## Begin Records shown
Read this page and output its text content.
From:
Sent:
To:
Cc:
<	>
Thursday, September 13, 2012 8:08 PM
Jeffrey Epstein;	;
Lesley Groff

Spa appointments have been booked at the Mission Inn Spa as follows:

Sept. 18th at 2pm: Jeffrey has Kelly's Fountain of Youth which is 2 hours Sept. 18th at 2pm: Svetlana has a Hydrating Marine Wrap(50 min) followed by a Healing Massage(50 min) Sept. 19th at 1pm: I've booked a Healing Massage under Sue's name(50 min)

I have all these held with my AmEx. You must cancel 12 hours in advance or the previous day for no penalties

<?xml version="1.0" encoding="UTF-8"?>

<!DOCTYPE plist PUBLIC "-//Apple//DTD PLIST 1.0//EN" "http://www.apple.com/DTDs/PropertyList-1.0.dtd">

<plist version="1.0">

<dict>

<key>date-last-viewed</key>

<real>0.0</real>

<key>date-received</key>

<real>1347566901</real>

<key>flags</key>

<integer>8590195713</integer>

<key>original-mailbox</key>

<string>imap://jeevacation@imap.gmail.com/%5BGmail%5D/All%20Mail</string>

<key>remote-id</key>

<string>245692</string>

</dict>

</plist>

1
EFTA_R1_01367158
## End Records shown
* Task instructions: Look through the material above. Copy each line where the word "date" appears.

* Reply:
<key>date-last-viewed</key>
<key>date-received</key>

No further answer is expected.